━━ Material provided

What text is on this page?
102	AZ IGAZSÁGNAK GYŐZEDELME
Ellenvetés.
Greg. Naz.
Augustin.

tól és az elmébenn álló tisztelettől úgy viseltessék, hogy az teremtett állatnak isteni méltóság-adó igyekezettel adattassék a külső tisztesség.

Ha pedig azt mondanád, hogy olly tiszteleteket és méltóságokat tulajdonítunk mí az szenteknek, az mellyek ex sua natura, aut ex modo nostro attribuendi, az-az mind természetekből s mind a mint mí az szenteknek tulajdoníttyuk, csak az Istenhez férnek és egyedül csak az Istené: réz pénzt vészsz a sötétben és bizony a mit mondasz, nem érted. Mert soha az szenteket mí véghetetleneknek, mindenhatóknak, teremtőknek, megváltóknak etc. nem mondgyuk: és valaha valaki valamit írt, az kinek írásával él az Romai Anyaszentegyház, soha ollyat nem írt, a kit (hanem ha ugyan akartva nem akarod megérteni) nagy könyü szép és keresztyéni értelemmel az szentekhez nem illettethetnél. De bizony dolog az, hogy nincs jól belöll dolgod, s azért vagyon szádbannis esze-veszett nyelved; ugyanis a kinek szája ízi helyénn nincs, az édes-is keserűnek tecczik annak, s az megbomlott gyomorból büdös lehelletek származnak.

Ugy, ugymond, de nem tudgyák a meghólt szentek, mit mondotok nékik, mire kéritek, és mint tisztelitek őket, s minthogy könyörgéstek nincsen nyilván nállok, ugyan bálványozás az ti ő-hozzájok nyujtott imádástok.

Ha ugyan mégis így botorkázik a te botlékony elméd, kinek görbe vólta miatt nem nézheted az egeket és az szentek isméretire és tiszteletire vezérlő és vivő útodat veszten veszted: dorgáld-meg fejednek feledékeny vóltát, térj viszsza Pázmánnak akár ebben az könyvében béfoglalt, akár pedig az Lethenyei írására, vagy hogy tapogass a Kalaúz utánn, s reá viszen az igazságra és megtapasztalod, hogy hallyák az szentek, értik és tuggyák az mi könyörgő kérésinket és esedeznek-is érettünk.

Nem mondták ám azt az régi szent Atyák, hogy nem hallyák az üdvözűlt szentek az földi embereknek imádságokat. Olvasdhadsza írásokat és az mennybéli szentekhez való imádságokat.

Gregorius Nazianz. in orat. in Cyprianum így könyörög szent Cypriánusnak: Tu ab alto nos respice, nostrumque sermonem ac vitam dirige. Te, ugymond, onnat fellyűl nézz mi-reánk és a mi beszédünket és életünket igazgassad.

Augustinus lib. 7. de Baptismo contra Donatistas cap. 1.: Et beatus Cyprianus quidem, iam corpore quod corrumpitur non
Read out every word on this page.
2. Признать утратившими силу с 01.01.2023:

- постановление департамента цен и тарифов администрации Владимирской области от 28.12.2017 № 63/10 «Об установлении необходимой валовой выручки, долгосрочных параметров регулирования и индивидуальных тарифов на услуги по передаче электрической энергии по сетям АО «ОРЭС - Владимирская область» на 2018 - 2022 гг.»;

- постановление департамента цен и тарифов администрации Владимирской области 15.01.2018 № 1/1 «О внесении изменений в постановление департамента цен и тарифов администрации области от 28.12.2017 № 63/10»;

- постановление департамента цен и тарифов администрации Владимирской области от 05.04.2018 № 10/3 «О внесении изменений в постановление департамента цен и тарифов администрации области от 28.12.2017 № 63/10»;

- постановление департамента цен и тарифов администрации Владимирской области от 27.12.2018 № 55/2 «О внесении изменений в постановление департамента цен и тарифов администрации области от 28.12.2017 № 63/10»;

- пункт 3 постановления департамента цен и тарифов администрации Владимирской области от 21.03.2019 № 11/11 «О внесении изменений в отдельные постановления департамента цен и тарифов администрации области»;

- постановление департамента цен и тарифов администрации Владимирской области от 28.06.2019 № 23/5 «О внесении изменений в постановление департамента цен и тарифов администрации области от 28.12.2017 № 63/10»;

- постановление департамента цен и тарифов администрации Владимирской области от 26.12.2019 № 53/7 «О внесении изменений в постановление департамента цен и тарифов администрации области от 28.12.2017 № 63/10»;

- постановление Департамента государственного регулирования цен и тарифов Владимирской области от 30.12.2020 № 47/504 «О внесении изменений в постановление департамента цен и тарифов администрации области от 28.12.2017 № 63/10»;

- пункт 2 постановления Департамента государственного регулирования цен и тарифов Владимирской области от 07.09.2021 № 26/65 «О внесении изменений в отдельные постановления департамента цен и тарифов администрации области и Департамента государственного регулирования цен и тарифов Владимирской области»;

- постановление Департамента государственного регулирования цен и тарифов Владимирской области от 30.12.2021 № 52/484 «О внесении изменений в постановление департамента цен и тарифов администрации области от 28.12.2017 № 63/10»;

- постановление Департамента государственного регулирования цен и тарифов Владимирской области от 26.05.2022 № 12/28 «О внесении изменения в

━━━━

(Task details) Show all lines from the data above in which the word "ugymond" appears.

(Task output)
Ugy, ugymond, de nem tudgyák a meghólt szentek, mit mondotok nékik, mire kéritek, és mint tisztelitek őket, s minthogy könyörgéstek nincsen nyilván nállok, ugyan bálványozás az ti ő-hozzájok nyujtott imádástok.
Gregorius Nazianz. in orat. in Cyprianum így könyörög szent Cypriánusnak: Tu ab alto nos respice, nostrumque sermonem ac vitam dirige. Te, ugymond, onnat fellyűl nézz mi-reánk és a mi beszédünket és életünket igazgassad.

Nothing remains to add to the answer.